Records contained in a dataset
=====

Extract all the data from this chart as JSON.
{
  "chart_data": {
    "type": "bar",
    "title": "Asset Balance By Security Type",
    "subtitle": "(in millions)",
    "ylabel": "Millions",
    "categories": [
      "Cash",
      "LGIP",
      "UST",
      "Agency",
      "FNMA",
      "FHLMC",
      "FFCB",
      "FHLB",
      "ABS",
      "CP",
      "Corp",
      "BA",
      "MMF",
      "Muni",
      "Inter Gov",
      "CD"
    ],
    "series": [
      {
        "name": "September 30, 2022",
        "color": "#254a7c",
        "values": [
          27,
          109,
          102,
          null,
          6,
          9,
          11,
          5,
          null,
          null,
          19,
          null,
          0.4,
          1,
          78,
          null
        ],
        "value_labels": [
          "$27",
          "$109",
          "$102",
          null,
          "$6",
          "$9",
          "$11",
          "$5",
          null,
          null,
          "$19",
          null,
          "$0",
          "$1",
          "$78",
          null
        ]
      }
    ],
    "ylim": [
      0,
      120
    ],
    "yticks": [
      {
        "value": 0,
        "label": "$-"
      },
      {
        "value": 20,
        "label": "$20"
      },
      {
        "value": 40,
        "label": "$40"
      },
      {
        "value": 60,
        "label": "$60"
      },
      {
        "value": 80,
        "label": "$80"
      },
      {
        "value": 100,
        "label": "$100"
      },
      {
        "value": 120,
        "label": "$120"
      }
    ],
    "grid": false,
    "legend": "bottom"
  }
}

=====

STATED PROBLEM: Exactly as written, please output every entry.

SOLVED PROBLEM:
Extract all the data from this chart as JSON.
{
  "chart_data": {
    "type": "bar",
    "title": "Asset Balance By Security Type",
    "subtitle": "(in millions)",
    "ylabel": "Millions",
    "categories": [
      "Cash",
      "LGIP",
      "UST",
      "Agency",
      "FNMA",
      "FHLMC",
      "FFCB",
      "FHLB",
      "ABS",
      "CP",
      "Corp",
      "BA",
      "MMF",
      "Muni",
      "Inter Gov",
      "CD"
    ],
    "series": [
      {
        "name": "September 30, 2022",
        "color": "#254a7c",
        "values": [
          27,
          109,
          102,
          null,
          6,
          9,
          11,
          5,
          null,
          null,
          19,
          null,
          0.4,
          1,
          78,
          null
        ],
        "value_labels": [
          "$27",
          "$109",
          "$102",
          null,
          "$6",
          "$9",
          "$11",
          "$5",
          null,
          null,
          "$19",
          null,
          "$0",
          "$1",
          "$78",
          null
        ]
      }
    ],
    "ylim": [
      0,
      120
    ],
    "yticks": [
      {
        "value": 0,
        "label": "$-"
      },
      {
        "value": 20,
        "label": "$20"
      },
      {
        "value": 40,
        "label": "$40"
      },
      {
        "value": 60,
        "label": "$60"
      },
      {
        "value": 80,
        "label": "$80"
      },
      {
        "value": 100,
        "label": "$100"
      },
      {
        "value": 120,
        "label": "$120"
      }
    ],
    "grid": false,
    "legend": "bottom"
  }
}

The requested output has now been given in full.